━━━ Records supplied

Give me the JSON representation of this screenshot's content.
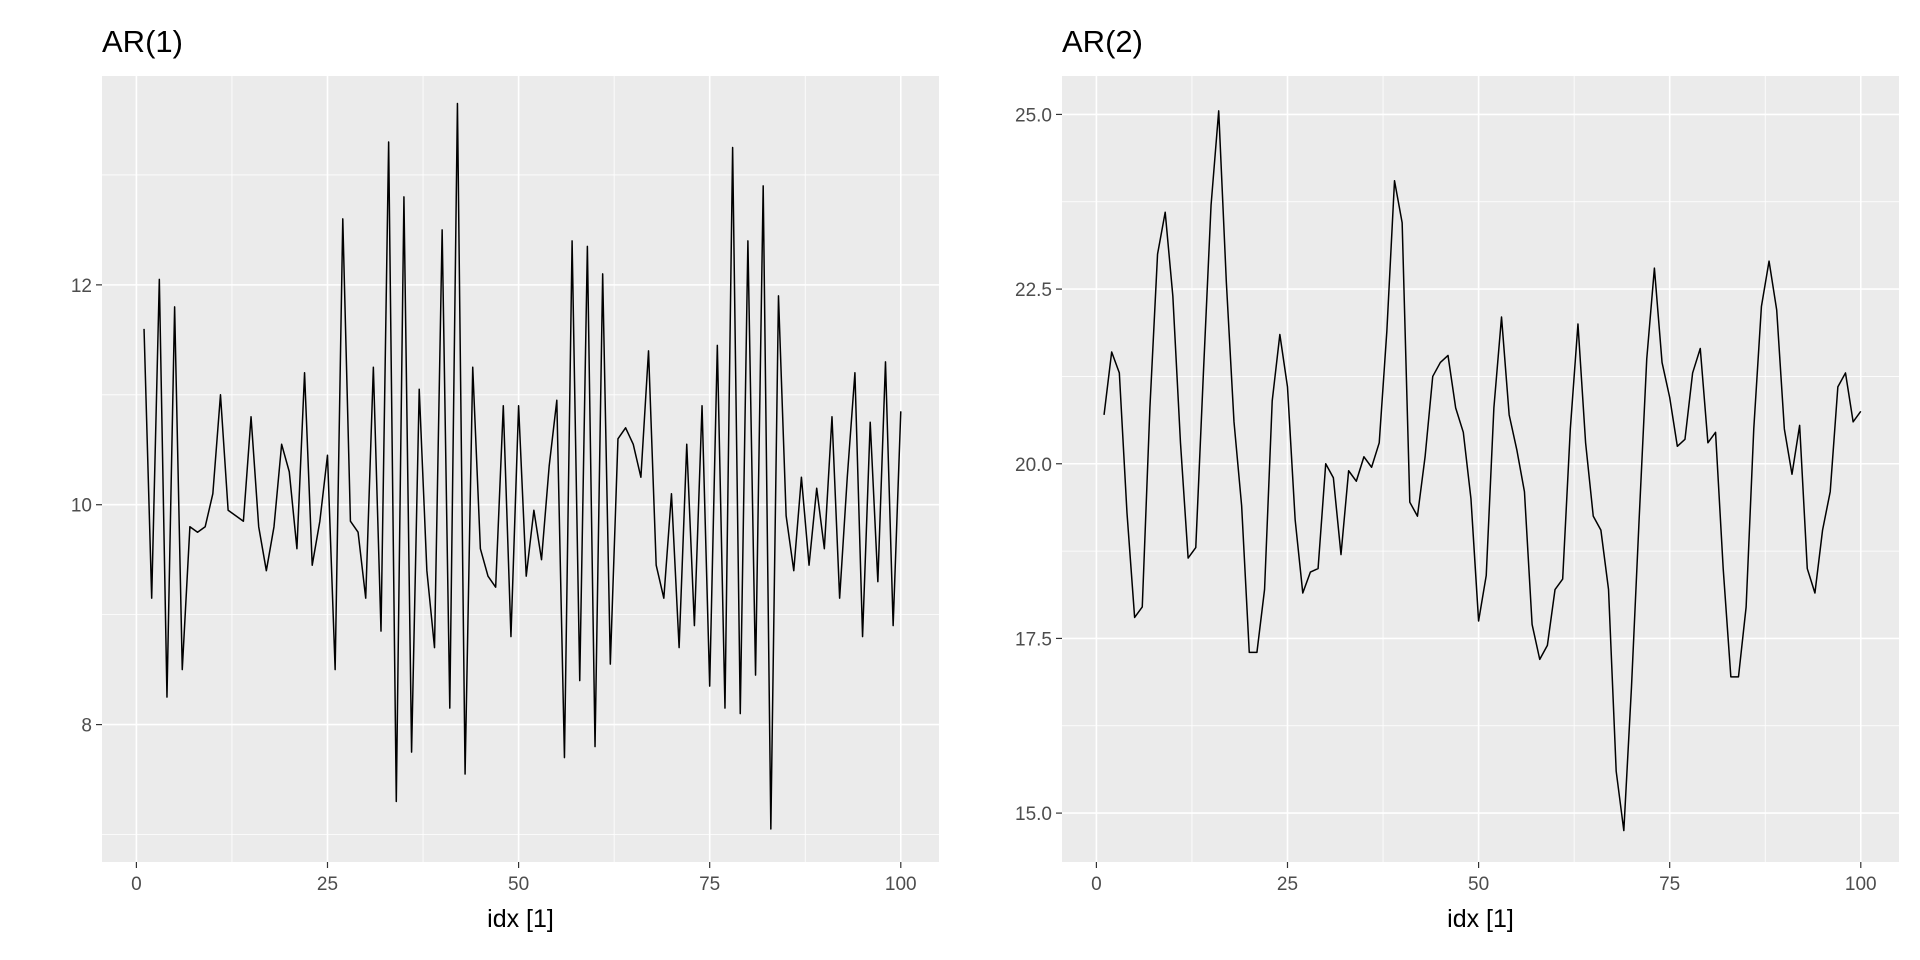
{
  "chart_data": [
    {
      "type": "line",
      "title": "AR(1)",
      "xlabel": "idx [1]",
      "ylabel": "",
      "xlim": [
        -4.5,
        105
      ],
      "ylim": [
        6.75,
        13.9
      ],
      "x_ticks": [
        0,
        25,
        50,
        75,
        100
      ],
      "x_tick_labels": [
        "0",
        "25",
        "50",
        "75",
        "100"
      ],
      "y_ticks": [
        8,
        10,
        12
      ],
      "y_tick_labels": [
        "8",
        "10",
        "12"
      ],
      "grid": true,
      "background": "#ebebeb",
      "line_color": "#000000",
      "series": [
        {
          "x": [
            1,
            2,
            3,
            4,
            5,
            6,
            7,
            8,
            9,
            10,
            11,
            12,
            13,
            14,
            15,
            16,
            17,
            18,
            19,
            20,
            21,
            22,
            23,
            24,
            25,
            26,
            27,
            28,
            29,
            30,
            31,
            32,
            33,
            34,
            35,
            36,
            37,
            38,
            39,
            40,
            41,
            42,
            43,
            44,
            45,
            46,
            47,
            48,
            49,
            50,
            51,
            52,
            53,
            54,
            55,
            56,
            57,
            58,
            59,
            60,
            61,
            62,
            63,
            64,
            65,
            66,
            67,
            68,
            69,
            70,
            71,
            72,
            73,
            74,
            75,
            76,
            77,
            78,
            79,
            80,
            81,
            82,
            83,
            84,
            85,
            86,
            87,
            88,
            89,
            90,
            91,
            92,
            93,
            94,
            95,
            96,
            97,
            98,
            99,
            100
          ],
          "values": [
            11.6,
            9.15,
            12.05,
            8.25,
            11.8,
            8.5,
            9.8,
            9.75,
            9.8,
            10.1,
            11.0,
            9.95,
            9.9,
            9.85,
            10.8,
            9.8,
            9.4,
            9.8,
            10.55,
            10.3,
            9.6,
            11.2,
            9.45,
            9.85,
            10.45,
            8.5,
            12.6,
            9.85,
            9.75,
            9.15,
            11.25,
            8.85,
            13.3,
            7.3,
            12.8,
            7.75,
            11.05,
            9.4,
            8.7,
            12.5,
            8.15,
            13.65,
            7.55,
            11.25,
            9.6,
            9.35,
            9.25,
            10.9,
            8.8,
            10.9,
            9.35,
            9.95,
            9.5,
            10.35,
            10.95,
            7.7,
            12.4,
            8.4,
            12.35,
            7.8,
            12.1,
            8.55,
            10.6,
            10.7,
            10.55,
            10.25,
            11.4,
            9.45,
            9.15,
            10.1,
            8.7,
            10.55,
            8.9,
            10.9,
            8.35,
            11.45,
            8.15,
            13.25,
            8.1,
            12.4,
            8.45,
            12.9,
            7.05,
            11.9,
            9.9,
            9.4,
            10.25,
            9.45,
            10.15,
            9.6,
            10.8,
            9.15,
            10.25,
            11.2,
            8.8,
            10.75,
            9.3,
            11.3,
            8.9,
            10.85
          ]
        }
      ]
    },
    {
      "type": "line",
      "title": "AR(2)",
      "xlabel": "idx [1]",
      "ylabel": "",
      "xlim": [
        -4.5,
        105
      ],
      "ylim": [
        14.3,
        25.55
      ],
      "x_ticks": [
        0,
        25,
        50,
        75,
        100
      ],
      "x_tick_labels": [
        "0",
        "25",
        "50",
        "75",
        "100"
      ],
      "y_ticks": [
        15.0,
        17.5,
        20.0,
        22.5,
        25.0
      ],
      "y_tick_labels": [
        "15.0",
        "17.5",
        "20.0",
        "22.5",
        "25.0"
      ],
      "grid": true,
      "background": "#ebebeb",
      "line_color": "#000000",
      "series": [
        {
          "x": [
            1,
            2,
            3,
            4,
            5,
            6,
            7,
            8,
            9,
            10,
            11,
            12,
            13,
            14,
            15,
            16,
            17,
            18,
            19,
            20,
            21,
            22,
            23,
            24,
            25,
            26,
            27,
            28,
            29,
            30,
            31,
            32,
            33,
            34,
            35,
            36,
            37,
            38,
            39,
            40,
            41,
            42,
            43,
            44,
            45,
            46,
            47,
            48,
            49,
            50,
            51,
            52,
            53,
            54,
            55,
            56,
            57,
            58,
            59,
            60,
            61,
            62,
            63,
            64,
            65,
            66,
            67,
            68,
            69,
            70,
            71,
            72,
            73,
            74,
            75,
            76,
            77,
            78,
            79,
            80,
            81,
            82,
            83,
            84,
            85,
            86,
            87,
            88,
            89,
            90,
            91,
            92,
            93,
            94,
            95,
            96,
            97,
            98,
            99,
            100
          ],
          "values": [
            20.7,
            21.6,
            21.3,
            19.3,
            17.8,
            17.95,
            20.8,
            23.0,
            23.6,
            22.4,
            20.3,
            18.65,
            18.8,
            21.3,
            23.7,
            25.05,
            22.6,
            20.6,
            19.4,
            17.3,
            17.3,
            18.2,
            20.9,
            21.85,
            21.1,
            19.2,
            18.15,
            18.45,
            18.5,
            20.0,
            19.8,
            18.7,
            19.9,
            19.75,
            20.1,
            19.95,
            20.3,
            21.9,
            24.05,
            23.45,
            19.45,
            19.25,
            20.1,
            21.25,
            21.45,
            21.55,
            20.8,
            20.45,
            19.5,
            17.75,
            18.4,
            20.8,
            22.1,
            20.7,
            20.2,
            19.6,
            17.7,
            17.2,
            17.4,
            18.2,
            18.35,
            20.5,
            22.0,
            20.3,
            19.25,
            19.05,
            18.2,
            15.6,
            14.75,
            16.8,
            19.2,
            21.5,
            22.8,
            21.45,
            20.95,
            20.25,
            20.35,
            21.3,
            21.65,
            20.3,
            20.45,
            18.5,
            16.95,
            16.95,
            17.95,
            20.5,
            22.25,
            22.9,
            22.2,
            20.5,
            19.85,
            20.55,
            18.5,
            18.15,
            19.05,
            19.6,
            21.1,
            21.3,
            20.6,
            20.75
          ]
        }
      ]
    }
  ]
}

━━━━━━

# Short task
Retype the records exactly. Any image in them should not appear in what you write.

# Reply to the task
Give me the JSON representation of this screenshot's content.
{
  "chart_data": [
    {
      "type": "line",
      "title": "AR(1)",
      "xlabel": "idx [1]",
      "ylabel": "",
      "xlim": [
        -4.5,
        105
      ],
      "ylim": [
        6.75,
        13.9
      ],
      "x_ticks": [
        0,
        25,
        50,
        75,
        100
      ],
      "x_tick_labels": [
        "0",
        "25",
        "50",
        "75",
        "100"
      ],
      "y_ticks": [
        8,
        10,
        12
      ],
      "y_tick_labels": [
        "8",
        "10",
        "12"
      ],
      "grid": true,
      "background": "#ebebeb",
      "line_color": "#000000",
      "series": [
        {
          "x": [
            1,
            2,
            3,
            4,
            5,
            6,
            7,
            8,
            9,
            10,
            11,
            12,
            13,
            14,
            15,
            16,
            17,
            18,
            19,
            20,
            21,
            22,
            23,
            24,
            25,
            26,
            27,
            28,
            29,
            30,
            31,
            32,
            33,
            34,
            35,
            36,
            37,
            38,
            39,
            40,
            41,
            42,
            43,
            44,
            45,
            46,
            47,
            48,
            49,
            50,
            51,
            52,
            53,
            54,
            55,
            56,
            57,
            58,
            59,
            60,
            61,
            62,
            63,
            64,
            65,
            66,
            67,
            68,
            69,
            70,
            71,
            72,
            73,
            74,
            75,
            76,
            77,
            78,
            79,
            80,
            81,
            82,
            83,
            84,
            85,
            86,
            87,
            88,
            89,
            90,
            91,
            92,
            93,
            94,
            95,
            96,
            97,
            98,
            99,
            100
          ],
          "values": [
            11.6,
            9.15,
            12.05,
            8.25,
            11.8,
            8.5,
            9.8,
            9.75,
            9.8,
            10.1,
            11.0,
            9.95,
            9.9,
            9.85,
            10.8,
            9.8,
            9.4,
            9.8,
            10.55,
            10.3,
            9.6,
            11.2,
            9.45,
            9.85,
            10.45,
            8.5,
            12.6,
            9.85,
            9.75,
            9.15,
            11.25,
            8.85,
            13.3,
            7.3,
            12.8,
            7.75,
            11.05,
            9.4,
            8.7,
            12.5,
            8.15,
            13.65,
            7.55,
            11.25,
            9.6,
            9.35,
            9.25,
            10.9,
            8.8,
            10.9,
            9.35,
            9.95,
            9.5,
            10.35,
            10.95,
            7.7,
            12.4,
            8.4,
            12.35,
            7.8,
            12.1,
            8.55,
            10.6,
            10.7,
            10.55,
            10.25,
            11.4,
            9.45,
            9.15,
            10.1,
            8.7,
            10.55,
            8.9,
            10.9,
            8.35,
            11.45,
            8.15,
            13.25,
            8.1,
            12.4,
            8.45,
            12.9,
            7.05,
            11.9,
            9.9,
            9.4,
            10.25,
            9.45,
            10.15,
            9.6,
            10.8,
            9.15,
            10.25,
            11.2,
            8.8,
            10.75,
            9.3,
            11.3,
            8.9,
            10.85
          ]
        }
      ]
    },
    {
      "type": "line",
      "title": "AR(2)",
      "xlabel": "idx [1]",
      "ylabel": "",
      "xlim": [
        -4.5,
        105
      ],
      "ylim": [
        14.3,
        25.55
      ],
      "x_ticks": [
        0,
        25,
        50,
        75,
        100
      ],
      "x_tick_labels": [
        "0",
        "25",
        "50",
        "75",
        "100"
      ],
      "y_ticks": [
        15.0,
        17.5,
        20.0,
        22.5,
        25.0
      ],
      "y_tick_labels": [
        "15.0",
        "17.5",
        "20.0",
        "22.5",
        "25.0"
      ],
      "grid": true,
      "background": "#ebebeb",
      "line_color": "#000000",
      "series": [
        {
          "x": [
            1,
            2,
            3,
            4,
            5,
            6,
            7,
            8,
            9,
            10,
            11,
            12,
            13,
            14,
            15,
            16,
            17,
            18,
            19,
            20,
            21,
            22,
            23,
            24,
            25,
            26,
            27,
            28,
            29,
            30,
            31,
            32,
            33,
            34,
            35,
            36,
            37,
            38,
            39,
            40,
            41,
            42,
            43,
            44,
            45,
            46,
            47,
            48,
            49,
            50,
            51,
            52,
            53,
            54,
            55,
            56,
            57,
            58,
            59,
            60,
            61,
            62,
            63,
            64,
            65,
            66,
            67,
            68,
            69,
            70,
            71,
            72,
            73,
            74,
            75,
            76,
            77,
            78,
            79,
            80,
            81,
            82,
            83,
            84,
            85,
            86,
            87,
            88,
            89,
            90,
            91,
            92,
            93,
            94,
            95,
            96,
            97,
            98,
            99,
            100
          ],
          "values": [
            20.7,
            21.6,
            21.3,
            19.3,
            17.8,
            17.95,
            20.8,
            23.0,
            23.6,
            22.4,
            20.3,
            18.65,
            18.8,
            21.3,
            23.7,
            25.05,
            22.6,
            20.6,
            19.4,
            17.3,
            17.3,
            18.2,
            20.9,
            21.85,
            21.1,
            19.2,
            18.15,
            18.45,
            18.5,
            20.0,
            19.8,
            18.7,
            19.9,
            19.75,
            20.1,
            19.95,
            20.3,
            21.9,
            24.05,
            23.45,
            19.45,
            19.25,
            20.1,
            21.25,
            21.45,
            21.55,
            20.8,
            20.45,
            19.5,
            17.75,
            18.4,
            20.8,
            22.1,
            20.7,
            20.2,
            19.6,
            17.7,
            17.2,
            17.4,
            18.2,
            18.35,
            20.5,
            22.0,
            20.3,
            19.25,
            19.05,
            18.2,
            15.6,
            14.75,
            16.8,
            19.2,
            21.5,
            22.8,
            21.45,
            20.95,
            20.25,
            20.35,
            21.3,
            21.65,
            20.3,
            20.45,
            18.5,
            16.95,
            16.95,
            17.95,
            20.5,
            22.25,
            22.9,
            22.2,
            20.5,
            19.85,
            20.55,
            18.5,
            18.15,
            19.05,
            19.6,
            21.1,
            21.3,
            20.6,
            20.75
          ]
        }
      ]
    }
  ]
}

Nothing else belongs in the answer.